You are viewing a plain text version of this content. The canonical link for it is here.
Posted to issues@calcite.apache.org by "Jess Balint (Jira)" <ji...@apache.org> on 2023/02/07 22:34:01 UTC

[jira] [Closed] (CALCITE-5209) Proper sub-query handling if it is used inside select list and group by

     [ https://issues.apache.org/jira/browse/CALCITE-5209?page=com.atlassian.jira.plugin.system.issuetabpanels:all-tabpanel ]

Jess Balint closed CALCITE-5209.
--------------------------------

Resolved in release 1.33.0 (2023-02-06)

> Proper sub-query handling if it is used inside select list and group by
> -----------------------------------------------------------------------
>
>                 Key: CALCITE-5209
>                 URL: https://issues.apache.org/jira/browse/CALCITE-5209
>             Project: Calcite
>          Issue Type: Bug
>    Affects Versions: 1.30.0
>            Reporter: Ian Bertolacci
>            Assignee: Dmitry Sysolyatin
>            Priority: Major
>              Labels: pull-request-available
>             Fix For: 1.33.0
>
>          Time Spent: 1.5h
>  Remaining Estimate: 0h
>
> SqlRelConverter.getSubQuery uses reference comparing in order to find SubQuery instance.

Data supplied
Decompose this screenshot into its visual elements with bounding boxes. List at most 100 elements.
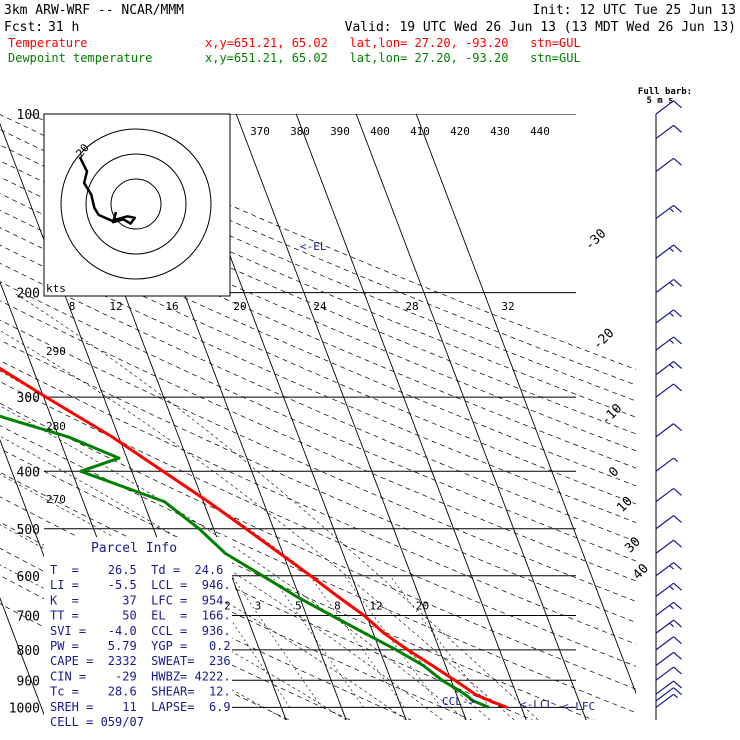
- mixing-ratio-label: 20: [416, 600, 429, 613]
- wind-barb: [655, 666, 682, 681]
- wind-barb: [655, 100, 682, 115]
- parcel-info-row: LI = -5.5 LCL = 946.: [50, 578, 231, 592]
- wind-barb: [655, 515, 682, 530]
- wind-barb: [655, 651, 682, 667]
- model-title: 3km ARW-WRF -- NCAR/MMM: [4, 3, 184, 18]
- mixing-ratio-label: 5: [295, 600, 302, 613]
- pressure-tick-label: 800: [17, 644, 40, 659]
- hodograph-ring: [110, 178, 162, 230]
- moist-adiabat-line: [0, 435, 443, 720]
- theta-e-label: 12: [109, 300, 122, 313]
- hodograph-ring: [85, 153, 187, 255]
- parcel-level-annotation: <-EL: [300, 240, 327, 253]
- wind-barb: [655, 636, 682, 651]
- wind-barb: [655, 244, 682, 259]
- parcel-level-annotation: CCL->: [442, 695, 475, 708]
- wind-barb: [655, 423, 682, 438]
- dewpoint-profile-line: [0, 414, 490, 709]
- theta-label: 380: [290, 125, 310, 138]
- wind-barb: [655, 619, 682, 634]
- wind-barb: [655, 124, 682, 140]
- parcel-info-row: Tc = 28.6 SHEAR= 12.: [50, 685, 231, 699]
- theta-label: 370: [250, 125, 270, 138]
- wind-barb: [655, 383, 682, 398]
- pressure-tick-label: 600: [17, 570, 40, 585]
- chart-header: 3km ARW-WRF -- NCAR/MMM Init: 12 UTC Tue…: [4, 3, 736, 106]
- dry-adiabat-line: [0, 547, 351, 720]
- parcel-info-panel: Parcel Info T = 26.5 Td = 24.6LI = -5.5 …: [50, 541, 231, 729]
- wind-barb: [655, 336, 682, 351]
- mixing-ratio-label: 12: [369, 600, 382, 613]
- pressure-tick-label: 100: [17, 108, 40, 123]
- forecast-label: Fcst:: [4, 20, 43, 35]
- dry-adiabat-line: [0, 339, 636, 623]
- isotherm-line: [295, 114, 527, 720]
- wind-barb: [655, 278, 682, 294]
- hodograph-box: [43, 113, 231, 297]
- valid-time: Valid: 19 UTC Wed 26 Jun 13 (13 MDT Wed …: [345, 20, 736, 35]
- pressure-tick-label: 400: [17, 465, 40, 480]
- theta-label: 420: [450, 125, 470, 138]
- parcel-info-row: CIN = -29 HWBZ= 4222.: [50, 669, 231, 683]
- isotherm-right-label: -30: [582, 226, 609, 253]
- isotherm-right-label: 0: [606, 464, 622, 480]
- wind-barb: [655, 582, 682, 597]
- wind-barb: [655, 562, 682, 577]
- isotherm-line: [175, 114, 407, 720]
- mixing-ratio-line: [389, 575, 490, 708]
- dry-adiabat-line: [0, 425, 636, 714]
- parcel-level-annotation: <-LFC: [562, 700, 595, 713]
- wind-barb: [655, 601, 682, 616]
- parcel-info-row: CELL = 059/07: [50, 715, 144, 729]
- theta-e-label: 20: [233, 300, 246, 313]
- theta-e-label: 32: [501, 300, 514, 313]
- wind-barb: [655, 693, 678, 708]
- dry-adiabat-line: [0, 402, 636, 690]
- dewpoint-location: x,y=651.21, 65.02 lat,lon= 27.20, -93.20…: [205, 51, 581, 65]
- theta-label: 400: [370, 125, 390, 138]
- moist-adiabat-line: [0, 330, 515, 720]
- dewpoint-legend: Dewpoint temperature: [8, 51, 153, 65]
- theta-label: 390: [330, 125, 350, 138]
- wind-barb: [655, 309, 682, 324]
- isotherm-right-label: -10: [598, 401, 625, 428]
- dry-adiabat-line: [0, 471, 533, 720]
- wind-barb: [655, 680, 682, 695]
- parcel-info-row: T = 26.5 Td = 24.6: [50, 563, 223, 577]
- init-time: Init: 12 UTC Tue 25 Jun 13: [533, 3, 737, 18]
- dry-adiabat-line: [0, 496, 472, 720]
- wind-barb: [655, 539, 682, 554]
- pressure-tick-label: 1000: [9, 701, 40, 716]
- theta-label: 440: [530, 125, 550, 138]
- pressure-tick-label: 300: [17, 391, 40, 406]
- mixing-ratio-line: [271, 575, 364, 708]
- theta-label: 430: [490, 125, 510, 138]
- wind-legend-title: Full barb:: [638, 87, 692, 97]
- pressure-tick-label: 500: [17, 523, 40, 538]
- mixing-ratio-line: [231, 575, 322, 708]
- theta-side-label: 270: [46, 493, 66, 506]
- wind-barb: [655, 157, 682, 172]
- parcel-info-row: CAPE = 2332 SWEAT= 236: [50, 654, 231, 668]
- moist-adiabat-line: [13, 292, 539, 720]
- theta-label: 410: [410, 125, 430, 138]
- isotherm-right-label: 10: [614, 494, 636, 516]
- wind-barb: [655, 361, 682, 376]
- forecast-hours: 31 h: [48, 20, 79, 35]
- temperature-legend: Temperature: [8, 36, 87, 50]
- theta-e-label: 8: [69, 300, 76, 313]
- mixing-ratio-label: 3: [255, 600, 262, 613]
- mixing-ratio-label: 8: [334, 600, 341, 613]
- dry-adiabat-line: [0, 319, 636, 602]
- parcel-info-box: [44, 537, 232, 720]
- theta-e-label: 24: [313, 300, 327, 313]
- mixing-ratio-line: [309, 575, 405, 708]
- wind-barb: [655, 487, 682, 503]
- wind-barb: [655, 204, 682, 219]
- isotherm-line: [415, 114, 636, 695]
- pressure-tick-label: 200: [17, 287, 40, 302]
- parcel-info-row: SREH = 11 LAPSE= 6.9: [50, 700, 231, 714]
- theta-side-label: 290: [46, 345, 66, 358]
- isotherm-line: [355, 114, 587, 720]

Short problem 1
In the Calcite issue notice, which release resolved CALCITE-5209?
Short problem 2
Continue the Calcite issue notice about sub-query handling from the point where it stops.

Written answer 1
Release 1.33.0, dated 2023-02-06.

Written answer 2
> But it does not work in case when select list has column which refers to the column inside `GROUP BY` clause.
> For example: 
> {code}SELECT deptno IN (1,2) FROM emp.deptno GROUP BY deptno IN (1,2);{code}
> In this case `SqlNode` inside select list and `SqlNode` inside `GROUP BY` are different SqlNode instances. The reference comparing won't work.
> The following bug is a result of this behaviour:
> For these examples assume that:
>  - {{`SqlToRelConverter.Config.config().withInSubQueryThreshold(5)`}} has been set.
>  - The source table has 4 columns (Column_0 through Column_3)
>  - Each column is of type BIGINT NOT NULL
> The failing query is:
> {code:java}
> select
>     case
>         when Column_3 in (1, 2, 3, 4, 5) THEN 1
>         else 0
>     end
> from T1000
> group by
>     case
>         when Column_3 in (1, 2, 3, 4, 5) THEN 1
>         else 0
>     end
> {code}
> The exception is:
> {code:java}
> 3
> java.lang.ArrayIndexOutOfBoundsException: 3
> 	at com.google.common.collect.RegularImmutableList.get(RegularImmutableList.java:75)
> 	at org.apache.calcite.tools.RelBuilder.inferAlias(RelBuilder.java:2163)
> 	at org.apache.calcite.tools.RelBuilder.project_(RelBuilder.java:1956)
> 	at org.apache.calcite.tools.RelBuilder.project(RelBuilder.java:1797)
> 	at org.apache.calcite.tools.RelBuilder.project(RelBuilder.java:1769)
> 	at org.apache.calcite.tools.RelBuilder.project(RelBuilder.java:1758)
> 	at org.apache.calcite.sql2rel.SqlToRelConverter$Blackboard.register(SqlToRelConverter.java:4680)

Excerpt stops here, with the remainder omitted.